Requirements: Without including any pictures, copy each entry below exactly.

━━━━━━━━━━━━━━━━━━━━

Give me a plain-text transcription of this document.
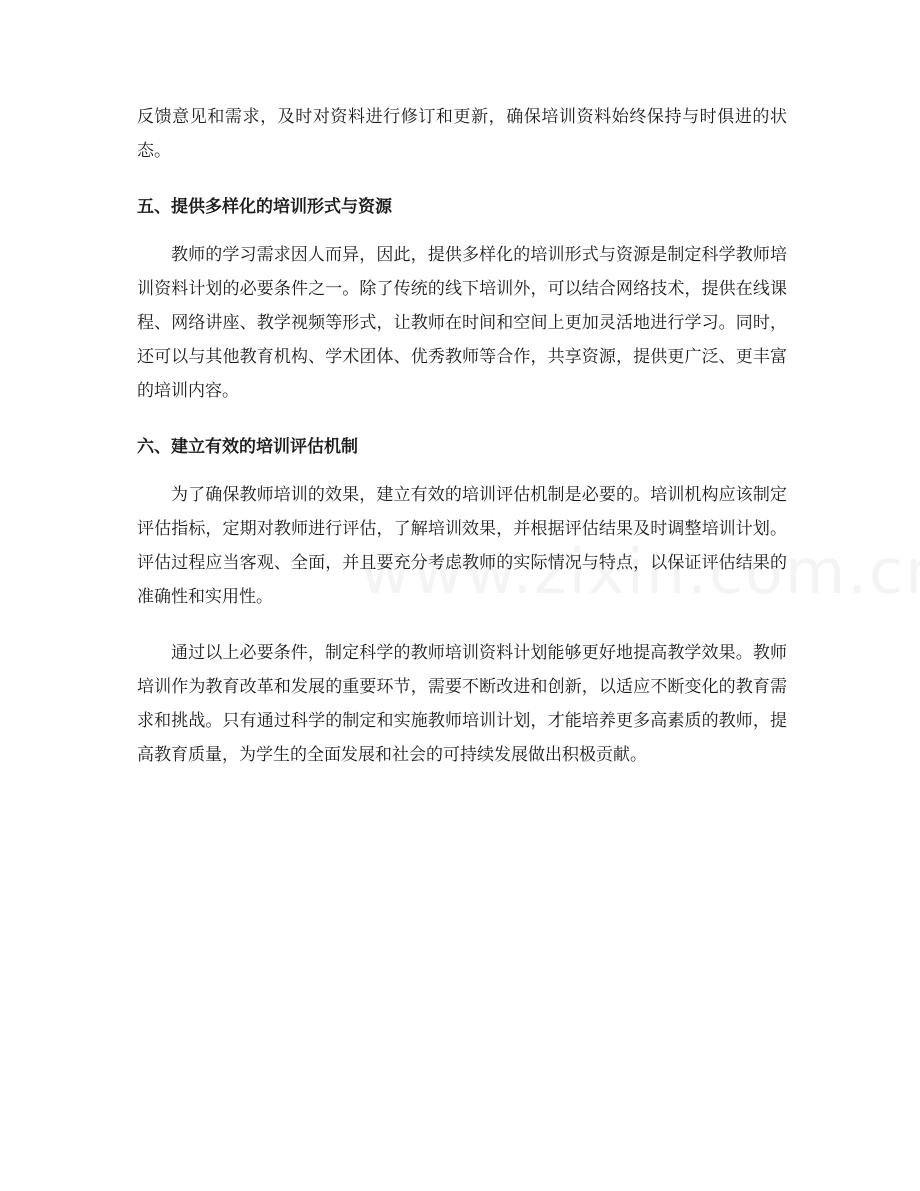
反馈意见和需求，及时对资料进行修订和更新，确保培训资料始终保持与时俱进的状态。

五、提供多样化的培训形式与资源

教师的学习需求因人而异，因此，提供多样化的培训形式与资源是制定科学教师培训资料计划的必要条件之一。除了传统的线下培训外，可以结合网络技术，提供在线课程、网络讲座、教学视频等形式，让教师在时间和空间上更加灵活地进行学习。同时，还可以与其他教育机构、学术团体、优秀教师等合作，共享资源，提供更广泛、更丰富的培训内容。

六、建立有效的培训评估机制

为了确保教师培训的效果，建立有效的培训评估机制是必要的。培训机构应该制定评估指标，定期对教师进行评估，了解培训效果，并根据评估结果及时调整培训计划。评估过程应当客观、全面，并且要充分考虑教师的实际情况与特点，以保证评估结果的准确性和实用性。

通过以上必要条件，制定科学的教师培训资料计划能够更好地提高教学效果。教师培训作为教育改革和发展的重要环节，需要不断改进和创新，以适应不断变化的教育需求和挑战。只有通过科学的制定和实施教师培训计划，才能培养更多高素质的教师，提高教育质量，为学生的全面发展和社会的可持续发展做出积极贡献。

━━━━━━━━━━━━━━━━━━━━

Exercise answer:
Give me a plain-text transcription of this document.
反馈意见和需求，及时对资料进行修订和更新，确保培训资料始终保持与时俱进的状态。

五、提供多样化的培训形式与资源

教师的学习需求因人而异，因此，提供多样化的培训形式与资源是制定科学教师培训资料计划的必要条件之一。除了传统的线下培训外，可以结合网络技术，提供在线课程、网络讲座、教学视频等形式，让教师在时间和空间上更加灵活地进行学习。同时，还可以与其他教育机构、学术团体、优秀教师等合作，共享资源，提供更广泛、更丰富的培训内容。

六、建立有效的培训评估机制

为了确保教师培训的效果，建立有效的培训评估机制是必要的。培训机构应该制定评估指标，定期对教师进行评估，了解培训效果，并根据评估结果及时调整培训计划。评估过程应当客观、全面，并且要充分考虑教师的实际情况与特点，以保证评估结果的准确性和实用性。

通过以上必要条件，制定科学的教师培训资料计划能够更好地提高教学效果。教师培训作为教育改革和发展的重要环节，需要不断改进和创新，以适应不断变化的教育需求和挑战。只有通过科学的制定和实施教师培训计划，才能培养更多高素质的教师，提高教育质量，为学生的全面发展和社会的可持续发展做出积极贡献。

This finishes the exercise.